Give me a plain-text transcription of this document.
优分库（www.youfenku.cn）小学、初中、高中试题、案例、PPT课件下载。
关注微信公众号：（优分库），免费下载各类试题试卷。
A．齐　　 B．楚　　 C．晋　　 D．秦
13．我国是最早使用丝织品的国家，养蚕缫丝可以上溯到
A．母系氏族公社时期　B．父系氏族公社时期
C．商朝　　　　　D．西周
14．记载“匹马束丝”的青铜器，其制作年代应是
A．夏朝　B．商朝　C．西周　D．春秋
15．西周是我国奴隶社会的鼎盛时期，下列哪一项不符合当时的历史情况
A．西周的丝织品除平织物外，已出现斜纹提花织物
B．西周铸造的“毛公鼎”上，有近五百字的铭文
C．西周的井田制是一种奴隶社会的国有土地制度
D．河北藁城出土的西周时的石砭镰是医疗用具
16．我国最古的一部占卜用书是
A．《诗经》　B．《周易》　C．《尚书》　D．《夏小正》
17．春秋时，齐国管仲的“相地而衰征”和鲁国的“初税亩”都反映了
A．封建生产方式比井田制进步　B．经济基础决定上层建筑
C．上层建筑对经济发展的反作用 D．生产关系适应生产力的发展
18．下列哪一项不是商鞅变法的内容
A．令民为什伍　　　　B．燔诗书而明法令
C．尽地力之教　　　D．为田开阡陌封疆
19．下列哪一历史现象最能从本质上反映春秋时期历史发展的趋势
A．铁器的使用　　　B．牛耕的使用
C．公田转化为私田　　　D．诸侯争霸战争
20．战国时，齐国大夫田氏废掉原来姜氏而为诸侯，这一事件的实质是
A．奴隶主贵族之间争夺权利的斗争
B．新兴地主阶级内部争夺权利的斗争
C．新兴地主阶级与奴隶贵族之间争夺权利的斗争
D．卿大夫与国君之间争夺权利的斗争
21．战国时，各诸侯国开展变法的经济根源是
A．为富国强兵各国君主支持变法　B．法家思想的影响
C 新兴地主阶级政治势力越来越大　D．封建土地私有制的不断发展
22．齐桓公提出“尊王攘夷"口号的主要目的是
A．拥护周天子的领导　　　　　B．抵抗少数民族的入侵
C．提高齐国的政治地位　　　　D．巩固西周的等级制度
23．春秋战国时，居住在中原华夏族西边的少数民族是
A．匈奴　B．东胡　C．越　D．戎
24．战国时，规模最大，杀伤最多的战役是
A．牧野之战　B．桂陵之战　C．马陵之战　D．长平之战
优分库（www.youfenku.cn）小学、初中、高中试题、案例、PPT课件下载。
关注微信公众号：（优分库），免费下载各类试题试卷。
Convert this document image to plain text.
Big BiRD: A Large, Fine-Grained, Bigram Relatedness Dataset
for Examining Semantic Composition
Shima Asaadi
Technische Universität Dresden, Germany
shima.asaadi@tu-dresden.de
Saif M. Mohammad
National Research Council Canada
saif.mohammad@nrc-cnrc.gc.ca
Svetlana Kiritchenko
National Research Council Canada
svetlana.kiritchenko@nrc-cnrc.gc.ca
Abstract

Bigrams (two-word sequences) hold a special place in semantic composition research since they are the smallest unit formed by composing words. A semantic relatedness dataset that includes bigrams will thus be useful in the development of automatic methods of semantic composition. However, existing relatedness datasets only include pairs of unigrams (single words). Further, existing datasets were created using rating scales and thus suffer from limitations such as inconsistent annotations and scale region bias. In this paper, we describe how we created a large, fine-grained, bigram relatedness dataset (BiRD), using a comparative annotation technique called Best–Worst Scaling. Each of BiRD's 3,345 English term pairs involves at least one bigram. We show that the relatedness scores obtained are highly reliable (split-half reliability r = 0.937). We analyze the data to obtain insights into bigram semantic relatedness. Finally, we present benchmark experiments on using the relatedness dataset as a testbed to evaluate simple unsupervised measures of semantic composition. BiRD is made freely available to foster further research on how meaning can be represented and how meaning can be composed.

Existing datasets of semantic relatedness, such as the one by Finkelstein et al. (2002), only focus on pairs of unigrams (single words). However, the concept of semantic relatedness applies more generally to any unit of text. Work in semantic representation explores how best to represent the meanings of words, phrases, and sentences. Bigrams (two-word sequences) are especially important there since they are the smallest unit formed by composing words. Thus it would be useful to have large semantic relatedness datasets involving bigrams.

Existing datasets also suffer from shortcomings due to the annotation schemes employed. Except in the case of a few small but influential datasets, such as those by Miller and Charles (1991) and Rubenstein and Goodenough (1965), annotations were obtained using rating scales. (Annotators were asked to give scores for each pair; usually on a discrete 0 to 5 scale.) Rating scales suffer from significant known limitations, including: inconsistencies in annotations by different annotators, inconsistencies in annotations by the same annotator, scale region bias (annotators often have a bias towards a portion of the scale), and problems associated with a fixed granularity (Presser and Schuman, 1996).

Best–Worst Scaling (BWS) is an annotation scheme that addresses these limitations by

**DIRECTIONS FOR THIS TASK:** Write the entire listing out again, word for word.

**FULL OUTPUT:**
Give me a plain-text transcription of this document.
优分库（www.youfenku.cn）小学、初中、高中试题、案例、PPT课件下载。
关注微信公众号：（优分库），免费下载各类试题试卷。
A．齐　　 B．楚　　 C．晋　　 D．秦
13．我国是最早使用丝织品的国家，养蚕缫丝可以上溯到
A．母系氏族公社时期　B．父系氏族公社时期
C．商朝　　　　　D．西周
14．记载“匹马束丝”的青铜器，其制作年代应是
A．夏朝　B．商朝　C．西周　D．春秋
15．西周是我国奴隶社会的鼎盛时期，下列哪一项不符合当时的历史情况
A．西周的丝织品除平织物外，已出现斜纹提花织物
B．西周铸造的“毛公鼎”上，有近五百字的铭文
C．西周的井田制是一种奴隶社会的国有土地制度
D．河北藁城出土的西周时的石砭镰是医疗用具
16．我国最古的一部占卜用书是
A．《诗经》　B．《周易》　C．《尚书》　D．《夏小正》
17．春秋时，齐国管仲的“相地而衰征”和鲁国的“初税亩”都反映了
A．封建生产方式比井田制进步　B．经济基础决定上层建筑
C．上层建筑对经济发展的反作用 D．生产关系适应生产力的发展
18．下列哪一项不是商鞅变法的内容
A．令民为什伍　　　　B．燔诗书而明法令
C．尽地力之教　　　D．为田开阡陌封疆
19．下列哪一历史现象最能从本质上反映春秋时期历史发展的趋势
A．铁器的使用　　　B．牛耕的使用
C．公田转化为私田　　　D．诸侯争霸战争
20．战国时，齐国大夫田氏废掉原来姜氏而为诸侯，这一事件的实质是
A．奴隶主贵族之间争夺权利的斗争
B．新兴地主阶级内部争夺权利的斗争
C．新兴地主阶级与奴隶贵族之间争夺权利的斗争
D．卿大夫与国君之间争夺权利的斗争
21．战国时，各诸侯国开展变法的经济根源是
A．为富国强兵各国君主支持变法　B．法家思想的影响
C 新兴地主阶级政治势力越来越大　D．封建土地私有制的不断发展
22．齐桓公提出“尊王攘夷"口号的主要目的是
A．拥护周天子的领导　　　　　B．抵抗少数民族的入侵
C．提高齐国的政治地位　　　　D．巩固西周的等级制度
23．春秋战国时，居住在中原华夏族西边的少数民族是
A．匈奴　B．东胡　C．越　D．戎
24．战国时，规模最大，杀伤最多的战役是
A．牧野之战　B．桂陵之战　C．马陵之战　D．长平之战
优分库（www.youfenku.cn）小学、初中、高中试题、案例、PPT课件下载。
关注微信公众号：（优分库），免费下载各类试题试卷。
Convert this document image to plain text.
Big BiRD: A Large, Fine-Grained, Bigram Relatedness Dataset
for Examining Semantic Composition
Shima Asaadi
Technische Universität Dresden, Germany
shima.asaadi@tu-dresden.de
Saif M. Mohammad
National Research Council Canada
saif.mohammad@nrc-cnrc.gc.ca
Svetlana Kiritchenko
National Research Council Canada
svetlana.kiritchenko@nrc-cnrc.gc.ca
Abstract

Bigrams (two-word sequences) hold a special place in semantic composition research since they are the smallest unit formed by composing words. A semantic relatedness dataset that includes bigrams will thus be useful in the development of automatic methods of semantic composition. However, existing relatedness datasets only include pairs of unigrams (single words). Further, existing datasets were created using rating scales and thus suffer from limitations such as inconsistent annotations and scale region bias. In this paper, we describe how we created a large, fine-grained, bigram relatedness dataset (BiRD), using a comparative annotation technique called Best–Worst Scaling. Each of BiRD's 3,345 English term pairs involves at least one bigram. We show that the relatedness scores obtained are highly reliable (split-half reliability r = 0.937). We analyze the data to obtain insights into bigram semantic relatedness. Finally, we present benchmark experiments on using the relatedness dataset as a testbed to evaluate simple unsupervised measures of semantic composition. BiRD is made freely available to foster further research on how meaning can be represented and how meaning can be composed.

Existing datasets of semantic relatedness, such as the one by Finkelstein et al. (2002), only focus on pairs of unigrams (single words). However, the concept of semantic relatedness applies more generally to any unit of text. Work in semantic representation explores how best to represent the meanings of words, phrases, and sentences. Bigrams (two-word sequences) are especially important there since they are the smallest unit formed by composing words. Thus it would be useful to have large semantic relatedness datasets involving bigrams.

Existing datasets also suffer from shortcomings due to the annotation schemes employed. Except in the case of a few small but influential datasets, such as those by Miller and Charles (1991) and Rubenstein and Goodenough (1965), annotations were obtained using rating scales. (Annotators were asked to give scores for each pair; usually on a discrete 0 to 5 scale.) Rating scales suffer from significant known limitations, including: inconsistencies in annotations by different annotators, inconsistencies in annotations by the same annotator, scale region bias (annotators often have a bias towards a portion of the scale), and problems associated with a fixed granularity (Presser and Schuman, 1996).

Best–Worst Scaling (BWS) is an annotation scheme that addresses these limitations by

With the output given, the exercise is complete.